• **Brief**: Work out how many lines of the listing hold "structures", then state only that count.

• **Material provided**:
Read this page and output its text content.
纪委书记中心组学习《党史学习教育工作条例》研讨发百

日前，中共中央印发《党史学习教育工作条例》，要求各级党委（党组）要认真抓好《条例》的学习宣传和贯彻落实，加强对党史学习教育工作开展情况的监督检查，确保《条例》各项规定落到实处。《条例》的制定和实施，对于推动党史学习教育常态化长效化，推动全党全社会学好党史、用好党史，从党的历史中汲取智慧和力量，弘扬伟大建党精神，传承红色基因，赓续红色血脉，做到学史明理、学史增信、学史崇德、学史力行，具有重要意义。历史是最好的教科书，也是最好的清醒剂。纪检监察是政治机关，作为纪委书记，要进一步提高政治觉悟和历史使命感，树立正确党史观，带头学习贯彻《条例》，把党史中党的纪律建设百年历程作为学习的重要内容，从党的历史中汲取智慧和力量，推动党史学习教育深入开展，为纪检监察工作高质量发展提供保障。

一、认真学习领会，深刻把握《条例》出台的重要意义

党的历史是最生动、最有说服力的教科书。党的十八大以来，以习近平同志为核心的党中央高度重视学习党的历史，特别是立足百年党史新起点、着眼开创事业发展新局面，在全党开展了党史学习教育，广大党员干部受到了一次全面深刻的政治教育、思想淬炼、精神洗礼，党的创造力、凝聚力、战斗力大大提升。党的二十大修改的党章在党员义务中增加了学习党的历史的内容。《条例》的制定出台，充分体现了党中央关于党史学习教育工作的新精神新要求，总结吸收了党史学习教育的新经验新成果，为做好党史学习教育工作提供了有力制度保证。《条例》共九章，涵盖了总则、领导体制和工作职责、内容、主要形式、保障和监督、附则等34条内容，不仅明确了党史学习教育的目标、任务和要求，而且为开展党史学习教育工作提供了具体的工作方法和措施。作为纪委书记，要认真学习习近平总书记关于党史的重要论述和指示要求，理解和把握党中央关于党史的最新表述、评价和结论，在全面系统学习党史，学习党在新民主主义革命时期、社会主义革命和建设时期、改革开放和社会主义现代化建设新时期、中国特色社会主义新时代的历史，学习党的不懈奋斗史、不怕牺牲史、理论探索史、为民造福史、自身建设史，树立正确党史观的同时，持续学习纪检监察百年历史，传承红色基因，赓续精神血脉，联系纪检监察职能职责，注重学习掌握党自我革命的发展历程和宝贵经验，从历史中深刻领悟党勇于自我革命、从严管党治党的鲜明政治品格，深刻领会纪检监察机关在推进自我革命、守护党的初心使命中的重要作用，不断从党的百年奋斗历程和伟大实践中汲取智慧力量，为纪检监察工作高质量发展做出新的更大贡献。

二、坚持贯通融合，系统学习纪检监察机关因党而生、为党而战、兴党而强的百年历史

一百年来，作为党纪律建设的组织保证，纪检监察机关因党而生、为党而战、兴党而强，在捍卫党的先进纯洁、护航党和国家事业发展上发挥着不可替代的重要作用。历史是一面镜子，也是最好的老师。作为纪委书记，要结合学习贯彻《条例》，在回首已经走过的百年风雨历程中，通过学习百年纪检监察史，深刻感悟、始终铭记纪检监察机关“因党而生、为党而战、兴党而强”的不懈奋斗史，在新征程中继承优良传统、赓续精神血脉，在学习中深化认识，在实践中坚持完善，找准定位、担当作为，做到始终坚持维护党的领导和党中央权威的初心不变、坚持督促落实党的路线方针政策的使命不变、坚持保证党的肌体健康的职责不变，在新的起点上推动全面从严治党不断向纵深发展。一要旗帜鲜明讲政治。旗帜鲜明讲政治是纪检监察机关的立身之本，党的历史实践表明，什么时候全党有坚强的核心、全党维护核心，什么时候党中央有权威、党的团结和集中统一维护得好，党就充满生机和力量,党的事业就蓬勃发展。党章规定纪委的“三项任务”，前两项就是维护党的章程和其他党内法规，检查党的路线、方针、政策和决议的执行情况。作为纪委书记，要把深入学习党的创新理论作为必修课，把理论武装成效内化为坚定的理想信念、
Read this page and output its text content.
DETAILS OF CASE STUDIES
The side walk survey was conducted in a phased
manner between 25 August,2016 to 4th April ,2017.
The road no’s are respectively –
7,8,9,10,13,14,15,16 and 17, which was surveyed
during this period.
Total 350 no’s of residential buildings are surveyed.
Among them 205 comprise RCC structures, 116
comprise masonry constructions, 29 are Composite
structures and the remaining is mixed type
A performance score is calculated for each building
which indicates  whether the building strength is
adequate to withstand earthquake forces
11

• **Correct answer**: 2